* Element-and-box listing

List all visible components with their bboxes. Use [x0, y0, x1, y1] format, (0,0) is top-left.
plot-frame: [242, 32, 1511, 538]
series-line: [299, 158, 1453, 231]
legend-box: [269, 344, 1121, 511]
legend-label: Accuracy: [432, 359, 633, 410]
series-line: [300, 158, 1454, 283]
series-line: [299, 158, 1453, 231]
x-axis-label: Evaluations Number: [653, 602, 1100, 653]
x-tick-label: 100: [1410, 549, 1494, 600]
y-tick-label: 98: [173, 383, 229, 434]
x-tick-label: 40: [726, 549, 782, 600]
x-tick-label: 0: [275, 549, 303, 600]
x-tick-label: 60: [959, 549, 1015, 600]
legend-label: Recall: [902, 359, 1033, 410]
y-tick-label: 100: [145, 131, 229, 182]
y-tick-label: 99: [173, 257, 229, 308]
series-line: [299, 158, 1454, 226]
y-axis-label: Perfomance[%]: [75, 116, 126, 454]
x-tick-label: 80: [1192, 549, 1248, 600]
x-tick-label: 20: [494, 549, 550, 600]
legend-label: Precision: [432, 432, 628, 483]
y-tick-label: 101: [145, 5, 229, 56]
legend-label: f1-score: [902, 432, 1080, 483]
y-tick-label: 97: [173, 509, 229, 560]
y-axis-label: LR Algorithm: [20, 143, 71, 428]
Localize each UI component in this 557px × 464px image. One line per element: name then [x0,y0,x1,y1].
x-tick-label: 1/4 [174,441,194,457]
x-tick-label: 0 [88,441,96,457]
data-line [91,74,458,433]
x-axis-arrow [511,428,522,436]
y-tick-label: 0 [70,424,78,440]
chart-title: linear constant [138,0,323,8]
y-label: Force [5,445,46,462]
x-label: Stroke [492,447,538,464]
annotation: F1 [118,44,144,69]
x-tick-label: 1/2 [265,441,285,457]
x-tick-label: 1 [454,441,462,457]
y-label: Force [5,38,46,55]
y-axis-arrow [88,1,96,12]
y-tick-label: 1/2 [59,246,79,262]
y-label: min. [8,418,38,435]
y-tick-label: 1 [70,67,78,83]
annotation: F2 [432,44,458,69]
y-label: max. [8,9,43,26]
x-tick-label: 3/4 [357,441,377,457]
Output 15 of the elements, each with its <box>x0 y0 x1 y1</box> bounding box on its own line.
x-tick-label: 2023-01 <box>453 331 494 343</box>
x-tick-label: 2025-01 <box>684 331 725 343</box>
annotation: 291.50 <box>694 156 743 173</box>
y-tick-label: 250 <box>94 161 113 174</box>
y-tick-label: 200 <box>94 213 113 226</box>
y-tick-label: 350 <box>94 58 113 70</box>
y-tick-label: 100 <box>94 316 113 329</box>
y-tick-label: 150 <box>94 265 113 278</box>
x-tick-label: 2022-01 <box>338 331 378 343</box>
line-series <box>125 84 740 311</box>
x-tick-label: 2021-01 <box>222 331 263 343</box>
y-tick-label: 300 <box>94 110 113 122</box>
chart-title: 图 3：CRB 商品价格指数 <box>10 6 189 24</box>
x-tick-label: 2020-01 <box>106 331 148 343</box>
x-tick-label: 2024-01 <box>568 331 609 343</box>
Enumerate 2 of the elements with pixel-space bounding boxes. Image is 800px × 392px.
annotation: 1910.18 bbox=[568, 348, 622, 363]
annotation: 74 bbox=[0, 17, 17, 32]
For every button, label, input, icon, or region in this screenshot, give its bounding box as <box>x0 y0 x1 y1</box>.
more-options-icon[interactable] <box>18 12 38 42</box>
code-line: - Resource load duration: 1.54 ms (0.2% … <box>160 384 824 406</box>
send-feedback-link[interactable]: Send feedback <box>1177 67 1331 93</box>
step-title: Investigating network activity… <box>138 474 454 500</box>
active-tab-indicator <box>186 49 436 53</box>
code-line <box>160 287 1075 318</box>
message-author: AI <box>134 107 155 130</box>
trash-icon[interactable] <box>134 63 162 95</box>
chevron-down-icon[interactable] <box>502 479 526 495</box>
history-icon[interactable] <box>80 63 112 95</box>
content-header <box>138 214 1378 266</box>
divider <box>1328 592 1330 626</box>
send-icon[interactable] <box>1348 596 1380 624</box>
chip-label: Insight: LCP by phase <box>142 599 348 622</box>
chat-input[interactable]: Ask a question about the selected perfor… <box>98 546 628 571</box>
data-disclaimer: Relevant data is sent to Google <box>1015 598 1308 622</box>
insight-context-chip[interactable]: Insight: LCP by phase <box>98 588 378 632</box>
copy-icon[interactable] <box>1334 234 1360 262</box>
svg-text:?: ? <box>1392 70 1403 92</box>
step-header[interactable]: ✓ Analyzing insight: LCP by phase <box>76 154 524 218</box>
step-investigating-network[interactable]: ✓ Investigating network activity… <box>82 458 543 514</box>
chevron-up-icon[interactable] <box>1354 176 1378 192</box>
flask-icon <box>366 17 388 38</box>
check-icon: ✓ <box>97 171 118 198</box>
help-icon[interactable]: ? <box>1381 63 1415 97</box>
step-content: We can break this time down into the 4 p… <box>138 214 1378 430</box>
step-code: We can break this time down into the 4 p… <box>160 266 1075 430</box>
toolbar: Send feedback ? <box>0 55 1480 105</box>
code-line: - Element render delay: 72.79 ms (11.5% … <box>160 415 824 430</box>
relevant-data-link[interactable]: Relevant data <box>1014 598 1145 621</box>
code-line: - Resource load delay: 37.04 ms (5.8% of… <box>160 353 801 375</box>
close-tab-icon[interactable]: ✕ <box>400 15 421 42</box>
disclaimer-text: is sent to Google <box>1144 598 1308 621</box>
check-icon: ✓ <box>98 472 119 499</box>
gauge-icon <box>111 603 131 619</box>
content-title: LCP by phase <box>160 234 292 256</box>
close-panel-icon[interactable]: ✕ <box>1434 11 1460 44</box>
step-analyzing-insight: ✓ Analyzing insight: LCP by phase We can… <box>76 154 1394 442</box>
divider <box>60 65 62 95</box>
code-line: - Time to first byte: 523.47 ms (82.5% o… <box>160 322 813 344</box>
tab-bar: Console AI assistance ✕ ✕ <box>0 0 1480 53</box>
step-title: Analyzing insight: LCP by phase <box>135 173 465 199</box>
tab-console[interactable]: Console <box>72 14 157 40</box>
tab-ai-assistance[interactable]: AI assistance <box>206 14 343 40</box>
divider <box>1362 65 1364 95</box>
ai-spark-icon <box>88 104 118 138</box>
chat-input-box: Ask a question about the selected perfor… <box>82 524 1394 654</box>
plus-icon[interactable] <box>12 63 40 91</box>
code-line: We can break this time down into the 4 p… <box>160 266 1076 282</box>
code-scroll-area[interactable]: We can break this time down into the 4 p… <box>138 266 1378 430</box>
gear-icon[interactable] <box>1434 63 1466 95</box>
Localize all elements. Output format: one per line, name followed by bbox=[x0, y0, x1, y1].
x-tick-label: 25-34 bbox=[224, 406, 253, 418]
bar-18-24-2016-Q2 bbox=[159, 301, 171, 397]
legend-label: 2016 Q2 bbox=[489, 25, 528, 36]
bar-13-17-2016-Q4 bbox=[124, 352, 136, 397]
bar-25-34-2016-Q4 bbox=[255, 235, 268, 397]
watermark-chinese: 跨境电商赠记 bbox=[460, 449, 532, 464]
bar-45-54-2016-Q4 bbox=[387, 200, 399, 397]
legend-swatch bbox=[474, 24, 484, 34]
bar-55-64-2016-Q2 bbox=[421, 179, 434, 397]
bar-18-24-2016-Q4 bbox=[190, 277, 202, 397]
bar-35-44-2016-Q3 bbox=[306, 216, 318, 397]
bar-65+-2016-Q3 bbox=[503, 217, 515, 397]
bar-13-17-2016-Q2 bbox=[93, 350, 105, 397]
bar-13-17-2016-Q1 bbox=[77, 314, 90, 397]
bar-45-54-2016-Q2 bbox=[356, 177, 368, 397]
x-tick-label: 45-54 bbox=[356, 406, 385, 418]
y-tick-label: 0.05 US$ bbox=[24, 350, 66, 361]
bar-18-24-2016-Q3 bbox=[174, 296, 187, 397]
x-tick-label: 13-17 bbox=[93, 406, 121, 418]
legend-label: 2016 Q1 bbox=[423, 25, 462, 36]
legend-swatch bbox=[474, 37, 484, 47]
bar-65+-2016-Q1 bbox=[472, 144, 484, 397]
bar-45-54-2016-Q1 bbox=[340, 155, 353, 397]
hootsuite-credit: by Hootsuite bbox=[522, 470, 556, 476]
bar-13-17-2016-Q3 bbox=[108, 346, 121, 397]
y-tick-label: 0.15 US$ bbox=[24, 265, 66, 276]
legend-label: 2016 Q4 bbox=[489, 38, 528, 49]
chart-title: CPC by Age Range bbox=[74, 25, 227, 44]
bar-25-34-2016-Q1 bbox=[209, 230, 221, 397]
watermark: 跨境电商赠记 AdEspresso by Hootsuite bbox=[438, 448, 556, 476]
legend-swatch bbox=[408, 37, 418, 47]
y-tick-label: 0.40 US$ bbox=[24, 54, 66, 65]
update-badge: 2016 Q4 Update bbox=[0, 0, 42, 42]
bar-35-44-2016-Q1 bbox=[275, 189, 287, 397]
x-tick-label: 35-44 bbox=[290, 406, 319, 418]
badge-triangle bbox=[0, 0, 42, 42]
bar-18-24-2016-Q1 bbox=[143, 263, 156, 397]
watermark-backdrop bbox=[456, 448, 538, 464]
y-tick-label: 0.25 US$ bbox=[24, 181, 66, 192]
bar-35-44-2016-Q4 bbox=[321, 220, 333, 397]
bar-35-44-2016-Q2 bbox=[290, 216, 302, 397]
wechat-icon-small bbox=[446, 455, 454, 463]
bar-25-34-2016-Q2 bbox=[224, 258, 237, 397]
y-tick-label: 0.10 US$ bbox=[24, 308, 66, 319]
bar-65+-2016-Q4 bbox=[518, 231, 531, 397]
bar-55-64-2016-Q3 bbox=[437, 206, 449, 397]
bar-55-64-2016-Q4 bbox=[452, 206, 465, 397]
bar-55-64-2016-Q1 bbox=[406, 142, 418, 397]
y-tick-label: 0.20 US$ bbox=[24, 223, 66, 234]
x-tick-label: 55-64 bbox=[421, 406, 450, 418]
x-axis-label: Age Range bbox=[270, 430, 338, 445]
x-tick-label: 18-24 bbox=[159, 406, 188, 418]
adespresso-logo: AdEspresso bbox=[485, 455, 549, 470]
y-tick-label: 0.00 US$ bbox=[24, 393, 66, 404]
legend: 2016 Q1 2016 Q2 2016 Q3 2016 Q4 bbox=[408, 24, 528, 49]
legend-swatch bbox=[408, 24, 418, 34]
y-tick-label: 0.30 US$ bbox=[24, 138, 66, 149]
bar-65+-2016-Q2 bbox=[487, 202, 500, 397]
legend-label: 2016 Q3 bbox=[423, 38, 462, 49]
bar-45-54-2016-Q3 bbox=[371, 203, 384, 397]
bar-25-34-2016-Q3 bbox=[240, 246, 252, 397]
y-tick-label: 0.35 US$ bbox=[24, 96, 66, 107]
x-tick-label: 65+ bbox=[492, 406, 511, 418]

* EXERCISE AIM
Edit the lines from the beginning of the listing through the line containing "x-tick-label: 80: [1192, 549, 1248, 600]", inclusive, changing every "series-line" to "trend-line". Give those lines back with everything else unchanged.

* ANSWER TO THE EXERCISE
List all visible components with their bboxes. Use [x0, y0, x1, y1] format, (0,0) is top-left.
plot-frame: [242, 32, 1511, 538]
trend-line: [299, 158, 1453, 231]
legend-box: [269, 344, 1121, 511]
legend-label: Accuracy: [432, 359, 633, 410]
trend-line: [300, 158, 1454, 283]
trend-line: [299, 158, 1453, 231]
x-axis-label: Evaluations Number: [653, 602, 1100, 653]
x-tick-label: 100: [1410, 549, 1494, 600]
y-tick-label: 98: [173, 383, 229, 434]
x-tick-label: 40: [726, 549, 782, 600]
x-tick-label: 0: [275, 549, 303, 600]
x-tick-label: 60: [959, 549, 1015, 600]
legend-label: Recall: [902, 359, 1033, 410]
y-tick-label: 100: [145, 131, 229, 182]
y-tick-label: 99: [173, 257, 229, 308]
trend-line: [299, 158, 1454, 226]
y-axis-label: Perfomance[%]: [75, 116, 126, 454]
x-tick-label: 80: [1192, 549, 1248, 600]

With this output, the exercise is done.